╭─ Record list

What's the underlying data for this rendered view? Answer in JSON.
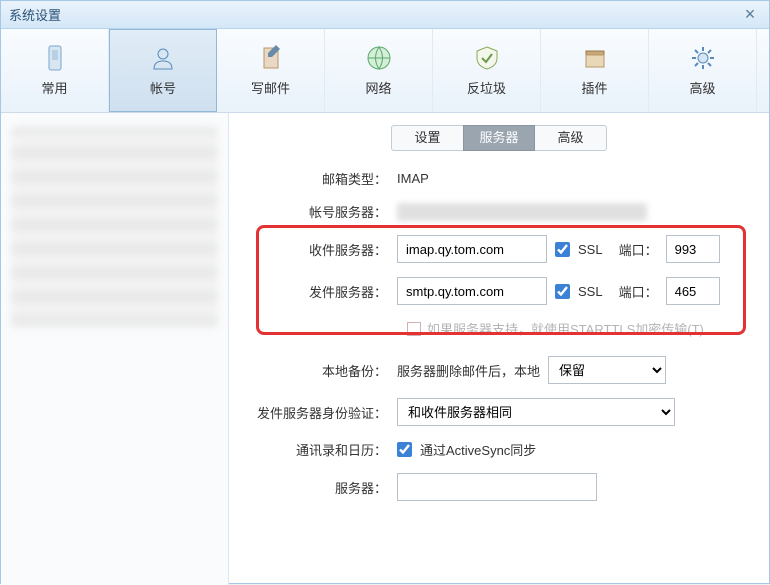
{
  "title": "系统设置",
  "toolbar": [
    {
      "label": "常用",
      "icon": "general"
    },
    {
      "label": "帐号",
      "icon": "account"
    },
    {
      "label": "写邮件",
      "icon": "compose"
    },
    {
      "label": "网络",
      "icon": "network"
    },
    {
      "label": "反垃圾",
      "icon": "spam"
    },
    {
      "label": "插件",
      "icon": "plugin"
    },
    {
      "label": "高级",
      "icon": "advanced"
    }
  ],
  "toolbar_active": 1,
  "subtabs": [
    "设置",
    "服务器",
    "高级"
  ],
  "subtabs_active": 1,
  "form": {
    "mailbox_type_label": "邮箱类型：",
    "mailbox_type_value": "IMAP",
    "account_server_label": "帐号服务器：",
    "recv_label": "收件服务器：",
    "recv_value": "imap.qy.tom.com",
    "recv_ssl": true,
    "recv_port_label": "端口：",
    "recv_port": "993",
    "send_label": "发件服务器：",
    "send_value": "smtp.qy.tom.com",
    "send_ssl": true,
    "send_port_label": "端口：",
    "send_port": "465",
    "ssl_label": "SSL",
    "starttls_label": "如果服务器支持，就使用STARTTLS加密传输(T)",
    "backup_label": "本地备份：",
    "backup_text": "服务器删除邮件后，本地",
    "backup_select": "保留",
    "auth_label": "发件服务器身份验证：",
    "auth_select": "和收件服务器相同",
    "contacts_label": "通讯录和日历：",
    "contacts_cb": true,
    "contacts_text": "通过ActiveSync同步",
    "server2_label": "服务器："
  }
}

╰─

• _Aim of the task_
Select and copy every line of the material that holds the string "icon".

• _Full response_
      "icon": "general"
      "icon": "account"
      "icon": "compose"
      "icon": "network"
      "icon": "spam"
      "icon": "plugin"
      "icon": "advanced"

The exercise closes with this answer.